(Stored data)
○ ○ ○ ○ ○
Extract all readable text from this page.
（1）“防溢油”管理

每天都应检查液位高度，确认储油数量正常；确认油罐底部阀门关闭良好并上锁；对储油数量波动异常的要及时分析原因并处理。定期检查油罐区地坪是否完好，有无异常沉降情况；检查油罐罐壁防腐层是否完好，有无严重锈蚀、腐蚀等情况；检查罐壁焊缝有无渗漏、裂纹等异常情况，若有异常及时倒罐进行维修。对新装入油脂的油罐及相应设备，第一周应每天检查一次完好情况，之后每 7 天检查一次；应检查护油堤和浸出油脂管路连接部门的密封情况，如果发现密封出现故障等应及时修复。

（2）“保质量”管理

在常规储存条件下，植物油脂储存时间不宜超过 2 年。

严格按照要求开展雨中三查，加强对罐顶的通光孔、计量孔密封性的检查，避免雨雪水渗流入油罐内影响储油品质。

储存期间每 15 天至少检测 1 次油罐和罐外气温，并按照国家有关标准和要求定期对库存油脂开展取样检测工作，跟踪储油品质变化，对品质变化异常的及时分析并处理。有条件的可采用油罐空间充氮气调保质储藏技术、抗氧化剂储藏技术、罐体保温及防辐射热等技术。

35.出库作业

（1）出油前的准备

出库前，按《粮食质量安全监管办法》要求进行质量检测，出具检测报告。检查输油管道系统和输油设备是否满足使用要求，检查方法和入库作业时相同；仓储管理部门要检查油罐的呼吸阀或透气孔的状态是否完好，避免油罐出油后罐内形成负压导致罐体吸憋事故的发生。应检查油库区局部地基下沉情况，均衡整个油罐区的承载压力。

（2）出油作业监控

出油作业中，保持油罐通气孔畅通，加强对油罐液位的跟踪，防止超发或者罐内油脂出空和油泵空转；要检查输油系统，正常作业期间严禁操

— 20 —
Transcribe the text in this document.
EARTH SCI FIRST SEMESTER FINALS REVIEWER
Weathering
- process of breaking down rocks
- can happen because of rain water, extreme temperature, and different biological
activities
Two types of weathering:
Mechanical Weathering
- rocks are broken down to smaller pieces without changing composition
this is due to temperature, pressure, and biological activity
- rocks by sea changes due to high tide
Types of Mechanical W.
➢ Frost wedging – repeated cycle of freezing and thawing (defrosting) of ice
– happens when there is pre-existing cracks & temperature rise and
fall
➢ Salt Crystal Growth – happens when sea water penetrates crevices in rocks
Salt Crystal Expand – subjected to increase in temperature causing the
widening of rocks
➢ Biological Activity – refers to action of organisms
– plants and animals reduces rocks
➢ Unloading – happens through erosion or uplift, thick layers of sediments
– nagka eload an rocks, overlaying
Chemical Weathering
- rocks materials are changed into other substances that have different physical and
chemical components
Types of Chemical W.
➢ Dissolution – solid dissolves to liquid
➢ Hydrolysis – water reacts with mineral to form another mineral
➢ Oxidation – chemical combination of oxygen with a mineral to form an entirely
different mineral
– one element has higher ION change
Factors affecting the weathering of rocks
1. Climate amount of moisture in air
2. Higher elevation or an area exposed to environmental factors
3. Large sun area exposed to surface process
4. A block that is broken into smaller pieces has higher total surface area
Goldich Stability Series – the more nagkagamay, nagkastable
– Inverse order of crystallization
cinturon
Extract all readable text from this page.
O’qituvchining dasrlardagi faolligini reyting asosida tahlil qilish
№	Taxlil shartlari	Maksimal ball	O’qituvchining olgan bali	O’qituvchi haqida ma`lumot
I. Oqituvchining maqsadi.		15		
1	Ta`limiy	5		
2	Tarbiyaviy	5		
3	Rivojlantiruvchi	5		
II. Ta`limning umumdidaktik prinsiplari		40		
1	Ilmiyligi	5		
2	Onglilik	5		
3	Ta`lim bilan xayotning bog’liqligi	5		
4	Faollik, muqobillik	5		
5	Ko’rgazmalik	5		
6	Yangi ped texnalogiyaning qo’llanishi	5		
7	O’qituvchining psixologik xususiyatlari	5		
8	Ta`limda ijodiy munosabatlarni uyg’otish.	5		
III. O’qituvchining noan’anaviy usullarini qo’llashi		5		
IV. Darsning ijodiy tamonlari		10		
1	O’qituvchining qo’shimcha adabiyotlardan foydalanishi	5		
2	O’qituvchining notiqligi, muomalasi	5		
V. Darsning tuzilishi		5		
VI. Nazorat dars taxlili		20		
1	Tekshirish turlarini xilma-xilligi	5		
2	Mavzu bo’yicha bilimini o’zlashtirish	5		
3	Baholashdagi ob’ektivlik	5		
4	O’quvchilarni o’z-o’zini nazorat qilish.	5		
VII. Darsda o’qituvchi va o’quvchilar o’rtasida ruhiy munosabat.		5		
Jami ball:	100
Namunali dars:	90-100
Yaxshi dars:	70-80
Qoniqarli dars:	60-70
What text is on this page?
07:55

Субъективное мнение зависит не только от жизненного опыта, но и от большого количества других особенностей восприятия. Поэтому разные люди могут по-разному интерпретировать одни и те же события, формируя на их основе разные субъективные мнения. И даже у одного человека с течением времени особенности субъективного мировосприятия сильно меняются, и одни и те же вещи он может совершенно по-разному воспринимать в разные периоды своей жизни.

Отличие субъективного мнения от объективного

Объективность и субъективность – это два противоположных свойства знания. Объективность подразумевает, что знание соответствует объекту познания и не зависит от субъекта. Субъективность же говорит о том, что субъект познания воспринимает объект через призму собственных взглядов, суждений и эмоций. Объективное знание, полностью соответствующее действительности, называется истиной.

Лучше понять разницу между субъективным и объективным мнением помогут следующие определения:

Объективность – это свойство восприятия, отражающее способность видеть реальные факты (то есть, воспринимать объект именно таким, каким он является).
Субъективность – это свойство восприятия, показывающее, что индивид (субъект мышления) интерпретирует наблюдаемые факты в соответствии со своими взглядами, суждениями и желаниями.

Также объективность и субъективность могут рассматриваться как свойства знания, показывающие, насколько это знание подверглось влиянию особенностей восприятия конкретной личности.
○ ○ ○ ○ ○
### WHAT IS REQUIRED
Each record above should be repeated exactly as it appears.

### RESPONSE TO THIS TASK
Extract all readable text from this page.
（1）“防溢油”管理

每天都应检查液位高度，确认储油数量正常；确认油罐底部阀门关闭良好并上锁；对储油数量波动异常的要及时分析原因并处理。定期检查油罐区地坪是否完好，有无异常沉降情况；检查油罐罐壁防腐层是否完好，有无严重锈蚀、腐蚀等情况；检查罐壁焊缝有无渗漏、裂纹等异常情况，若有异常及时倒罐进行维修。对新装入油脂的油罐及相应设备，第一周应每天检查一次完好情况，之后每 7 天检查一次；应检查护油堤和浸出油脂管路连接部门的密封情况，如果发现密封出现故障等应及时修复。

（2）“保质量”管理

在常规储存条件下，植物油脂储存时间不宜超过 2 年。

严格按照要求开展雨中三查，加强对罐顶的通光孔、计量孔密封性的检查，避免雨雪水渗流入油罐内影响储油品质。

储存期间每 15 天至少检测 1 次油罐和罐外气温，并按照国家有关标准和要求定期对库存油脂开展取样检测工作，跟踪储油品质变化，对品质变化异常的及时分析并处理。有条件的可采用油罐空间充氮气调保质储藏技术、抗氧化剂储藏技术、罐体保温及防辐射热等技术。

35.出库作业

（1）出油前的准备

出库前，按《粮食质量安全监管办法》要求进行质量检测，出具检测报告。检查输油管道系统和输油设备是否满足使用要求，检查方法和入库作业时相同；仓储管理部门要检查油罐的呼吸阀或透气孔的状态是否完好，避免油罐出油后罐内形成负压导致罐体吸憋事故的发生。应检查油库区局部地基下沉情况，均衡整个油罐区的承载压力。

（2）出油作业监控

出油作业中，保持油罐通气孔畅通，加强对油罐液位的跟踪，防止超发或者罐内油脂出空和油泵空转；要检查输油系统，正常作业期间严禁操

— 20 —
Transcribe the text in this document.
EARTH SCI FIRST SEMESTER FINALS REVIEWER
Weathering
- process of breaking down rocks
- can happen because of rain water, extreme temperature, and different biological
activities
Two types of weathering:
Mechanical Weathering
- rocks are broken down to smaller pieces without changing composition
this is due to temperature, pressure, and biological activity
- rocks by sea changes due to high tide
Types of Mechanical W.
➢ Frost wedging – repeated cycle of freezing and thawing (defrosting) of ice
– happens when there is pre-existing cracks & temperature rise and
fall
➢ Salt Crystal Growth – happens when sea water penetrates crevices in rocks
Salt Crystal Expand – subjected to increase in temperature causing the
widening of rocks
➢ Biological Activity – refers to action of organisms
– plants and animals reduces rocks
➢ Unloading – happens through erosion or uplift, thick layers of sediments
– nagka eload an rocks, overlaying
Chemical Weathering
- rocks materials are changed into other substances that have different physical and
chemical components
Types of Chemical W.
➢ Dissolution – solid dissolves to liquid
➢ Hydrolysis – water reacts with mineral to form another mineral
➢ Oxidation – chemical combination of oxygen with a mineral to form an entirely
different mineral
– one element has higher ION change
Factors affecting the weathering of rocks
1. Climate amount of moisture in air
2. Higher elevation or an area exposed to environmental factors
3. Large sun area exposed to surface process
4. A block that is broken into smaller pieces has higher total surface area
Goldich Stability Series – the more nagkagamay, nagkastable
– Inverse order of crystallization
cinturon
Extract all readable text from this page.
O’qituvchining dasrlardagi faolligini reyting asosida tahlil qilish
№	Taxlil shartlari	Maksimal ball	O’qituvchining olgan bali	O’qituvchi haqida ma`lumot
I. Oqituvchining maqsadi.		15		
1	Ta`limiy	5		
2	Tarbiyaviy	5		
3	Rivojlantiruvchi	5		
II. Ta`limning umumdidaktik prinsiplari		40		
1	Ilmiyligi	5		
2	Onglilik	5		
3	Ta`lim bilan xayotning bog’liqligi	5		
4	Faollik, muqobillik	5		
5	Ko’rgazmalik	5		
6	Yangi ped texnalogiyaning qo’llanishi	5		
7	O’qituvchining psixologik xususiyatlari	5		
8	Ta`limda ijodiy munosabatlarni uyg’otish.	5		
III. O’qituvchining noan’anaviy usullarini qo’llashi		5		
IV. Darsning ijodiy tamonlari		10		
1	O’qituvchining qo’shimcha adabiyotlardan foydalanishi	5		
2	O’qituvchining notiqligi, muomalasi	5		
V. Darsning tuzilishi		5		
VI. Nazorat dars taxlili		20		
1	Tekshirish turlarini xilma-xilligi	5		
2	Mavzu bo’yicha bilimini o’zlashtirish	5		
3	Baholashdagi ob’ektivlik	5		
4	O’quvchilarni o’z-o’zini nazorat qilish.	5		
VII. Darsda o’qituvchi va o’quvchilar o’rtasida ruhiy munosabat.		5		
Jami ball:	100
Namunali dars:	90-100
Yaxshi dars:	70-80
Qoniqarli dars:	60-70
What text is on this page?
07:55

Субъективное мнение зависит не только от жизненного опыта, но и от большого количества других особенностей восприятия. Поэтому разные люди могут по-разному интерпретировать одни и те же события, формируя на их основе разные субъективные мнения. И даже у одного человека с течением времени особенности субъективного мировосприятия сильно меняются, и одни и те же вещи он может совершенно по-разному воспринимать в разные периоды своей жизни.

Отличие субъективного мнения от объективного

Объективность и субъективность – это два противоположных свойства знания. Объективность подразумевает, что знание соответствует объекту познания и не зависит от субъекта. Субъективность же говорит о том, что субъект познания воспринимает объект через призму собственных взглядов, суждений и эмоций. Объективное знание, полностью соответствующее действительности, называется истиной.

Лучше понять разницу между субъективным и объективным мнением помогут следующие определения:

Объективность – это свойство восприятия, отражающее способность видеть реальные факты (то есть, воспринимать объект именно таким, каким он является).
Субъективность – это свойство восприятия, показывающее, что индивид (субъект мышления) интерпретирует наблюдаемые факты в соответствии со своими взглядами, суждениями и желаниями.

Также объективность и субъективность могут рассматриваться как свойства знания, показывающие, насколько это знание подверглось влиянию особенностей восприятия конкретной личности.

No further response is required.